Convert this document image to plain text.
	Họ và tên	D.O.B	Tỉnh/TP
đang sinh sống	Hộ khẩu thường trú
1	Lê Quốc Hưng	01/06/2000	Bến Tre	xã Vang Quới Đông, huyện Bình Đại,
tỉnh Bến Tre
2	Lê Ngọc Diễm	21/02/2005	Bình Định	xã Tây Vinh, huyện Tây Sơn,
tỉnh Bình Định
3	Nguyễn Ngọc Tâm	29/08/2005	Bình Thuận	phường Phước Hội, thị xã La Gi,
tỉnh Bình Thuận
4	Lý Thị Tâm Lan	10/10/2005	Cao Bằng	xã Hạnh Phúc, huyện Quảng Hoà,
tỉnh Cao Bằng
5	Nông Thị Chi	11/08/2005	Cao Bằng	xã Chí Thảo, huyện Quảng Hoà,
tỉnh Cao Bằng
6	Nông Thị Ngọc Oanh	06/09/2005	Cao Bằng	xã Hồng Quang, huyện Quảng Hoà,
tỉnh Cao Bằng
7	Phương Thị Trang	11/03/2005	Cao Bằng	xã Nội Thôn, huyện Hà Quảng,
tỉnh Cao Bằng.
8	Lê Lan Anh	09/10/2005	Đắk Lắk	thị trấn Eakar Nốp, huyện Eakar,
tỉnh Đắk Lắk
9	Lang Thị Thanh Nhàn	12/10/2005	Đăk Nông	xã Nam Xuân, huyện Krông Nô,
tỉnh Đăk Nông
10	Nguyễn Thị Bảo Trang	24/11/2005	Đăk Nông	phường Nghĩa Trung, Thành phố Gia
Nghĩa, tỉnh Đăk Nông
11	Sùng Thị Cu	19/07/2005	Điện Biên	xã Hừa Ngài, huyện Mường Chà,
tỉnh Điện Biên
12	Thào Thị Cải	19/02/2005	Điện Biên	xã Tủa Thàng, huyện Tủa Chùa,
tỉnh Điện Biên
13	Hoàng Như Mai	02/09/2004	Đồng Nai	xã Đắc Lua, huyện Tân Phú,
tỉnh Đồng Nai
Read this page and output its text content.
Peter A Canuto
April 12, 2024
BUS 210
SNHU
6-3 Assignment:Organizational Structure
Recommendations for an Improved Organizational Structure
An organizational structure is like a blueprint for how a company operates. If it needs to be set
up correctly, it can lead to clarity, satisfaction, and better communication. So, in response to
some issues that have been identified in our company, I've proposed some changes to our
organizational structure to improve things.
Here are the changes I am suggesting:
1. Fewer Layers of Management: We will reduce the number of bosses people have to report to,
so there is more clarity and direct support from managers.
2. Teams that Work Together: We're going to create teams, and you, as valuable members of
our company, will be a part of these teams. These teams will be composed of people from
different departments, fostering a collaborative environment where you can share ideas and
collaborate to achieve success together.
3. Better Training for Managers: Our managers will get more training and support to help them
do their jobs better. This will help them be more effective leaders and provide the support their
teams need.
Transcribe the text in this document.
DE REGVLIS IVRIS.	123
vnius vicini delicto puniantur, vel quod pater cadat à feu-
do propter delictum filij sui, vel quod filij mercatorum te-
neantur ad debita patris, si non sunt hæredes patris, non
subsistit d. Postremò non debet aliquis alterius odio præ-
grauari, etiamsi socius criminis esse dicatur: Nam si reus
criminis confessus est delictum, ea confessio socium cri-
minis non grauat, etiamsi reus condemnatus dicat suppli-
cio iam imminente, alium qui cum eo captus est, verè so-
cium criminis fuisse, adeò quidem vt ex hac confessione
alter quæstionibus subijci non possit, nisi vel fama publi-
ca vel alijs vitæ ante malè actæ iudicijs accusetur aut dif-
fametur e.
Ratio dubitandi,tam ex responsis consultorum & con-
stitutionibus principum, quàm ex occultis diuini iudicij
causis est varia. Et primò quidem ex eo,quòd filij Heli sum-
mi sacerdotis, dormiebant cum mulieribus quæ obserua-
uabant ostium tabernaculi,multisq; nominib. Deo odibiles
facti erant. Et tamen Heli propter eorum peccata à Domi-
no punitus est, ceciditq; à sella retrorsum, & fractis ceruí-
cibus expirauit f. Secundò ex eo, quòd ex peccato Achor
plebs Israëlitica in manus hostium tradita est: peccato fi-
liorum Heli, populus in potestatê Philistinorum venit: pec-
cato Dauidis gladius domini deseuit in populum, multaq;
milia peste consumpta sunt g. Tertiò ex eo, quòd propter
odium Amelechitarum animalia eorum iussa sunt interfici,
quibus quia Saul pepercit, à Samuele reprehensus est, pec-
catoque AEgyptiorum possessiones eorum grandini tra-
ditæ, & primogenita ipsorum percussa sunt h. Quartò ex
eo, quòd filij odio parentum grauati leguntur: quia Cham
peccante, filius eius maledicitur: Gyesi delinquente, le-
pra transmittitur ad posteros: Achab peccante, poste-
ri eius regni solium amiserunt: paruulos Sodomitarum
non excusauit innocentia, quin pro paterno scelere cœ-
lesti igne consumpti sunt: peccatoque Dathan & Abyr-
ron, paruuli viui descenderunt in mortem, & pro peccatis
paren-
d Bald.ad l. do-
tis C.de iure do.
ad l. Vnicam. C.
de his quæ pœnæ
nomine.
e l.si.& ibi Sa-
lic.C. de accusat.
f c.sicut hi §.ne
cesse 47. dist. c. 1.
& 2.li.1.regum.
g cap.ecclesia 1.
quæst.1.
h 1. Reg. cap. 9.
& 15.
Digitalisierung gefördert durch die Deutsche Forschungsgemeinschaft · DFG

--- GIVEN PROBLEM ---
Print the records above exactly as they appear.

--- RESULT BELOW ---
Convert this document image to plain text.
	Họ và tên	D.O.B	Tỉnh/TP
đang sinh sống	Hộ khẩu thường trú
1	Lê Quốc Hưng	01/06/2000	Bến Tre	xã Vang Quới Đông, huyện Bình Đại,
tỉnh Bến Tre
2	Lê Ngọc Diễm	21/02/2005	Bình Định	xã Tây Vinh, huyện Tây Sơn,
tỉnh Bình Định
3	Nguyễn Ngọc Tâm	29/08/2005	Bình Thuận	phường Phước Hội, thị xã La Gi,
tỉnh Bình Thuận
4	Lý Thị Tâm Lan	10/10/2005	Cao Bằng	xã Hạnh Phúc, huyện Quảng Hoà,
tỉnh Cao Bằng
5	Nông Thị Chi	11/08/2005	Cao Bằng	xã Chí Thảo, huyện Quảng Hoà,
tỉnh Cao Bằng
6	Nông Thị Ngọc Oanh	06/09/2005	Cao Bằng	xã Hồng Quang, huyện Quảng Hoà,
tỉnh Cao Bằng
7	Phương Thị Trang	11/03/2005	Cao Bằng	xã Nội Thôn, huyện Hà Quảng,
tỉnh Cao Bằng.
8	Lê Lan Anh	09/10/2005	Đắk Lắk	thị trấn Eakar Nốp, huyện Eakar,
tỉnh Đắk Lắk
9	Lang Thị Thanh Nhàn	12/10/2005	Đăk Nông	xã Nam Xuân, huyện Krông Nô,
tỉnh Đăk Nông
10	Nguyễn Thị Bảo Trang	24/11/2005	Đăk Nông	phường Nghĩa Trung, Thành phố Gia
Nghĩa, tỉnh Đăk Nông
11	Sùng Thị Cu	19/07/2005	Điện Biên	xã Hừa Ngài, huyện Mường Chà,
tỉnh Điện Biên
12	Thào Thị Cải	19/02/2005	Điện Biên	xã Tủa Thàng, huyện Tủa Chùa,
tỉnh Điện Biên
13	Hoàng Như Mai	02/09/2004	Đồng Nai	xã Đắc Lua, huyện Tân Phú,
tỉnh Đồng Nai
Read this page and output its text content.
Peter A Canuto
April 12, 2024
BUS 210
SNHU
6-3 Assignment:Organizational Structure
Recommendations for an Improved Organizational Structure
An organizational structure is like a blueprint for how a company operates. If it needs to be set
up correctly, it can lead to clarity, satisfaction, and better communication. So, in response to
some issues that have been identified in our company, I've proposed some changes to our
organizational structure to improve things.
Here are the changes I am suggesting:
1. Fewer Layers of Management: We will reduce the number of bosses people have to report to,
so there is more clarity and direct support from managers.
2. Teams that Work Together: We're going to create teams, and you, as valuable members of
our company, will be a part of these teams. These teams will be composed of people from
different departments, fostering a collaborative environment where you can share ideas and
collaborate to achieve success together.
3. Better Training for Managers: Our managers will get more training and support to help them
do their jobs better. This will help them be more effective leaders and provide the support their
teams need.
Transcribe the text in this document.
DE REGVLIS IVRIS.	123
vnius vicini delicto puniantur, vel quod pater cadat à feu-
do propter delictum filij sui, vel quod filij mercatorum te-
neantur ad debita patris, si non sunt hæredes patris, non
subsistit d. Postremò non debet aliquis alterius odio præ-
grauari, etiamsi socius criminis esse dicatur: Nam si reus
criminis confessus est delictum, ea confessio socium cri-
minis non grauat, etiamsi reus condemnatus dicat suppli-
cio iam imminente, alium qui cum eo captus est, verè so-
cium criminis fuisse, adeò quidem vt ex hac confessione
alter quæstionibus subijci non possit, nisi vel fama publi-
ca vel alijs vitæ ante malè actæ iudicijs accusetur aut dif-
fametur e.
Ratio dubitandi,tam ex responsis consultorum & con-
stitutionibus principum, quàm ex occultis diuini iudicij
causis est varia. Et primò quidem ex eo,quòd filij Heli sum-
mi sacerdotis, dormiebant cum mulieribus quæ obserua-
uabant ostium tabernaculi,multisq; nominib. Deo odibiles
facti erant. Et tamen Heli propter eorum peccata à Domi-
no punitus est, ceciditq; à sella retrorsum, & fractis ceruí-
cibus expirauit f. Secundò ex eo, quòd ex peccato Achor
plebs Israëlitica in manus hostium tradita est: peccato fi-
liorum Heli, populus in potestatê Philistinorum venit: pec-
cato Dauidis gladius domini deseuit in populum, multaq;
milia peste consumpta sunt g. Tertiò ex eo, quòd propter
odium Amelechitarum animalia eorum iussa sunt interfici,
quibus quia Saul pepercit, à Samuele reprehensus est, pec-
catoque AEgyptiorum possessiones eorum grandini tra-
ditæ, & primogenita ipsorum percussa sunt h. Quartò ex
eo, quòd filij odio parentum grauati leguntur: quia Cham
peccante, filius eius maledicitur: Gyesi delinquente, le-
pra transmittitur ad posteros: Achab peccante, poste-
ri eius regni solium amiserunt: paruulos Sodomitarum
non excusauit innocentia, quin pro paterno scelere cœ-
lesti igne consumpti sunt: peccatoque Dathan & Abyr-
ron, paruuli viui descenderunt in mortem, & pro peccatis
paren-
d Bald.ad l. do-
tis C.de iure do.
ad l. Vnicam. C.
de his quæ pœnæ
nomine.
e l.si.& ibi Sa-
lic.C. de accusat.
f c.sicut hi §.ne
cesse 47. dist. c. 1.
& 2.li.1.regum.
g cap.ecclesia 1.
quæst.1.
h 1. Reg. cap. 9.
& 15.
Digitalisierung gefördert durch die Deutsche Forschungsgemeinschaft · DFG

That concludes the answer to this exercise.